__ENTRIES SHOWN__

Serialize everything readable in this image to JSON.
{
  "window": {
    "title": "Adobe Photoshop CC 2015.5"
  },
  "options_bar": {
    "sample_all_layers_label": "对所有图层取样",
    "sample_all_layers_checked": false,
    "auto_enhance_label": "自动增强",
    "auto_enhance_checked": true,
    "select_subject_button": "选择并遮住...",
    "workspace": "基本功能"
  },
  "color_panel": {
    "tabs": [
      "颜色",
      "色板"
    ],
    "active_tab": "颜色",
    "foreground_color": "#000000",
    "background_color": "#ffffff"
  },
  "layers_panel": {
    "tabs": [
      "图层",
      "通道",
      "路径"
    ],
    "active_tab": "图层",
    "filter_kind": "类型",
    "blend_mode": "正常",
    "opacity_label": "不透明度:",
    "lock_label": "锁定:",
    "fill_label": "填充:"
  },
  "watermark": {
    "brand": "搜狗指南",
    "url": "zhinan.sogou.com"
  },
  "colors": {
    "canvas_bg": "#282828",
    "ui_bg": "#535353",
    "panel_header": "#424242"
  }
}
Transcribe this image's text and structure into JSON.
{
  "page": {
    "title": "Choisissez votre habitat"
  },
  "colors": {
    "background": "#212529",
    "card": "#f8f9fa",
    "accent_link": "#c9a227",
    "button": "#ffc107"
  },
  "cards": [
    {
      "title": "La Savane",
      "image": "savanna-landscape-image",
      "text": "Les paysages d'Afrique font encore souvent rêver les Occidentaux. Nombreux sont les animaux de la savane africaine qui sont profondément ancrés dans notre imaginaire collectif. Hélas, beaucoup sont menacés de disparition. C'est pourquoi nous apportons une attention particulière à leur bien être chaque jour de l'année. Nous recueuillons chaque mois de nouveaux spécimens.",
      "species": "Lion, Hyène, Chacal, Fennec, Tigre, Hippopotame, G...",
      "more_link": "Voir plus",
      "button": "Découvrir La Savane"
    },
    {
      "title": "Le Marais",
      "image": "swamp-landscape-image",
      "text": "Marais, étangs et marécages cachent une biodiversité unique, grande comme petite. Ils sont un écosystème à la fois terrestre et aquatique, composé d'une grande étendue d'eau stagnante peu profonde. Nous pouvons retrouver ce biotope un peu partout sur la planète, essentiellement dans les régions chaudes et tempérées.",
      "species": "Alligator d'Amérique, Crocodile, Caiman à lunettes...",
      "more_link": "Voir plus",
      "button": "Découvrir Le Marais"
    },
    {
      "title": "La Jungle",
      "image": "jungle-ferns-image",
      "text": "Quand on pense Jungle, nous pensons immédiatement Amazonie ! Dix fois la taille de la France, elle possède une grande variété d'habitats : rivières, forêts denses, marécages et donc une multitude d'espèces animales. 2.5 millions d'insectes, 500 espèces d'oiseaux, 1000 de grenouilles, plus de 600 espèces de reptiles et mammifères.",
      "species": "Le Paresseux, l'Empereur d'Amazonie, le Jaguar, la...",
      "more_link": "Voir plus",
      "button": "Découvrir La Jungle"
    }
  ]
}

__WORK REQUIRED__
Every line holding "landscape" should be copied out.

__WRITTEN ANSWER__
      "image": "savanna-landscape-image",
      "image": "swamp-landscape-image",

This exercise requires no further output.